» Objective: Examine each line of the data. Copy those that contain the string "source".

Raw records
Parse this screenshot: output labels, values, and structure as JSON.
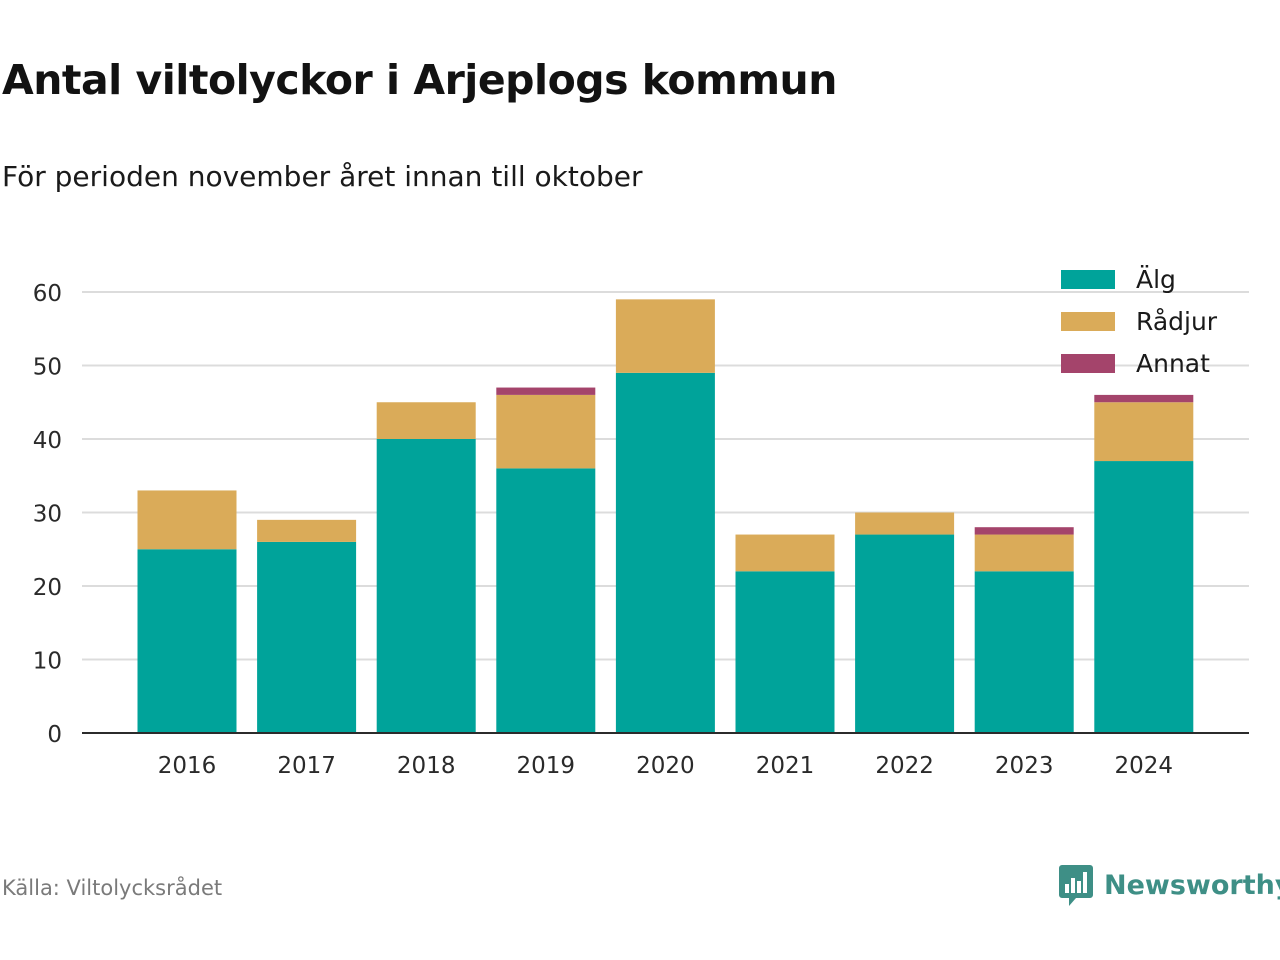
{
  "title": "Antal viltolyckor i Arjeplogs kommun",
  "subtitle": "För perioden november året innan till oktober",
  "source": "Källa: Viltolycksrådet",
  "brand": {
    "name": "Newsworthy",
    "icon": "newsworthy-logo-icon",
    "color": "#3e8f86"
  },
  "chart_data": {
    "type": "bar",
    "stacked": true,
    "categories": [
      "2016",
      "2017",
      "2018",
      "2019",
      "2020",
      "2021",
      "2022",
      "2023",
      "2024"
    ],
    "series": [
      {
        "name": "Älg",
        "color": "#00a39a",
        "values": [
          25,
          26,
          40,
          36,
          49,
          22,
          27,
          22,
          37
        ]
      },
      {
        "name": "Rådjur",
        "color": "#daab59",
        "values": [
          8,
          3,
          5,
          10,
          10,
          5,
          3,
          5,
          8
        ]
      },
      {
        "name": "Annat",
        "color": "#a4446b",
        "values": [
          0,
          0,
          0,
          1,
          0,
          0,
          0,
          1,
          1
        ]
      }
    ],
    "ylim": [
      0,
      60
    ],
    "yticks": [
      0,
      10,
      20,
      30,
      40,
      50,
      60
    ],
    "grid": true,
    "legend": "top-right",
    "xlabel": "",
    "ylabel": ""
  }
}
--
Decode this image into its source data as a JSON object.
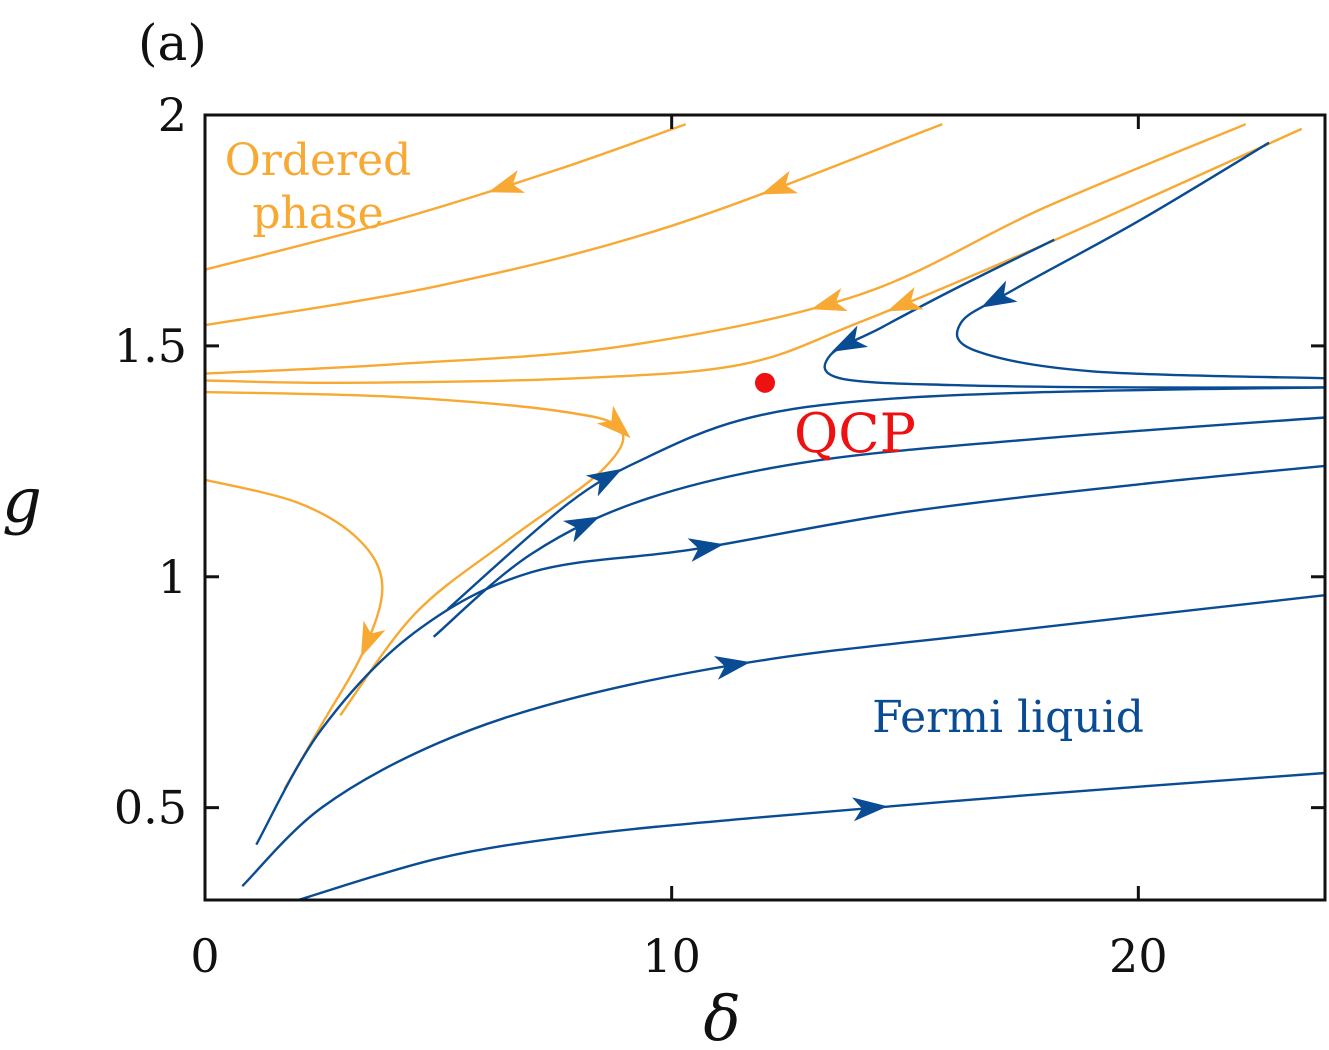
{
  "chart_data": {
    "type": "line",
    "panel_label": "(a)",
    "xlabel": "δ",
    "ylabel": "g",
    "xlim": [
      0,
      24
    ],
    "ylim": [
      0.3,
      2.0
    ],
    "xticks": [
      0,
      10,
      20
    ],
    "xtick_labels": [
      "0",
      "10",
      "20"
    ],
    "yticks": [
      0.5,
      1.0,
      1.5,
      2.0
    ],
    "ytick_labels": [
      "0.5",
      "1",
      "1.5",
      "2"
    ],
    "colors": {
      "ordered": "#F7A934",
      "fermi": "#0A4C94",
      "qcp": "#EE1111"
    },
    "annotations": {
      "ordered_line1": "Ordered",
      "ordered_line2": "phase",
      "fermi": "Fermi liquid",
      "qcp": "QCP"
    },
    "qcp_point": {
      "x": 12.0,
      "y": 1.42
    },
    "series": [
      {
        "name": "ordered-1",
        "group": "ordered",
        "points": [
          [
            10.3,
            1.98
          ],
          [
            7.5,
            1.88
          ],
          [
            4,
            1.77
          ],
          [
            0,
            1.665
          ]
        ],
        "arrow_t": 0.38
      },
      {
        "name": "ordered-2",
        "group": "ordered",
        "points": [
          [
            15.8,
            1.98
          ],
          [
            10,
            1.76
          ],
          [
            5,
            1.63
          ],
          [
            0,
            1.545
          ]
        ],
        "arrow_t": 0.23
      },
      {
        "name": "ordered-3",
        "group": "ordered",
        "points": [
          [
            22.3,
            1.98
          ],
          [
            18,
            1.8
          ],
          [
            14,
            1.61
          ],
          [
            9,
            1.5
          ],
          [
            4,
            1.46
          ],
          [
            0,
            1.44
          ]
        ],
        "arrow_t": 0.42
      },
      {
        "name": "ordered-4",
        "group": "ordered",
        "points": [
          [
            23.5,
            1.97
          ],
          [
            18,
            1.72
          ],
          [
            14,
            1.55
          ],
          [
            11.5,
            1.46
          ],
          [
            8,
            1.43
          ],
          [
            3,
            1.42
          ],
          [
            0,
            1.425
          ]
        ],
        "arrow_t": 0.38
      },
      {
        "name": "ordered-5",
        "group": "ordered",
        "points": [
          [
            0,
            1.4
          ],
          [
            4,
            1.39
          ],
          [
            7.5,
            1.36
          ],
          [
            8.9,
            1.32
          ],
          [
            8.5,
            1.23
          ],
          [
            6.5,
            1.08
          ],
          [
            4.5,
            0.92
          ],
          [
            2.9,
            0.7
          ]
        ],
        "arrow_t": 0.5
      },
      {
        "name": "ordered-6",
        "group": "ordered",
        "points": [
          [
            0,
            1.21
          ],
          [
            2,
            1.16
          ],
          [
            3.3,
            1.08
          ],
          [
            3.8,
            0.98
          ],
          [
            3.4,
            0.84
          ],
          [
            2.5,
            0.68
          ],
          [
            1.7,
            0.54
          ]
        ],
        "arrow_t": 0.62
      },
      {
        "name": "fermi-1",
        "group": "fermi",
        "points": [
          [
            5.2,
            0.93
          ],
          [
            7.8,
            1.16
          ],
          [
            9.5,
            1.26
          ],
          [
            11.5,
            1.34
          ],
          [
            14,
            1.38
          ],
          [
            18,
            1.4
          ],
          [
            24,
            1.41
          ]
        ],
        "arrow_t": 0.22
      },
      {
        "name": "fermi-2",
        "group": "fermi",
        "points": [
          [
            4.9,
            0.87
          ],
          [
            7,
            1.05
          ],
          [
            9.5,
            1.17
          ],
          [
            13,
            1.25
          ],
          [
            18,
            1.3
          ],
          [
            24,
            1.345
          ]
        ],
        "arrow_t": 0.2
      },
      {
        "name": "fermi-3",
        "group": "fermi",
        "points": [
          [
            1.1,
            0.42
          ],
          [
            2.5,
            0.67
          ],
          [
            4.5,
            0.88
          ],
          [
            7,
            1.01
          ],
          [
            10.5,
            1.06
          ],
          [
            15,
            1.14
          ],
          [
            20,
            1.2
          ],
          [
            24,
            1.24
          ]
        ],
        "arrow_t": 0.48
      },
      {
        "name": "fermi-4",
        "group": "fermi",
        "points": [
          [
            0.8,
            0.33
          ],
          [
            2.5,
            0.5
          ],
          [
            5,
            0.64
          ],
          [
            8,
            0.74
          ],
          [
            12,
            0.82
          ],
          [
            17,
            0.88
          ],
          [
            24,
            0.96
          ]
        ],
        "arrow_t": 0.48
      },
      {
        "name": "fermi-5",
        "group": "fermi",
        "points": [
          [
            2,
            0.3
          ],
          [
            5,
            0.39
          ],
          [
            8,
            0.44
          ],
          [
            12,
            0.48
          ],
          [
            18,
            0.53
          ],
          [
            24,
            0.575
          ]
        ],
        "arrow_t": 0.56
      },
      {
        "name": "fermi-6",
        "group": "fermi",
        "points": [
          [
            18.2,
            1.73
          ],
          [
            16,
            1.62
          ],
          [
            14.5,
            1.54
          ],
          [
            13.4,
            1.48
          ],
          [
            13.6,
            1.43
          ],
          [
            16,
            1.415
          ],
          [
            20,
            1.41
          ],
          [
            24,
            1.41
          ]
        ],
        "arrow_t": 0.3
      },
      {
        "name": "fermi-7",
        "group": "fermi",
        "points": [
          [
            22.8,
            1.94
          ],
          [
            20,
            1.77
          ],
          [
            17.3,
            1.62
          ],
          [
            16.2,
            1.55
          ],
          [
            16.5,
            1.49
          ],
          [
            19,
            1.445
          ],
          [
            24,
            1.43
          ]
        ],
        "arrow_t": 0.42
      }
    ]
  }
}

» Output of the task:
  "source": "Källa: Viltolycksrådet",
Decode this image into its source data as a JSON object.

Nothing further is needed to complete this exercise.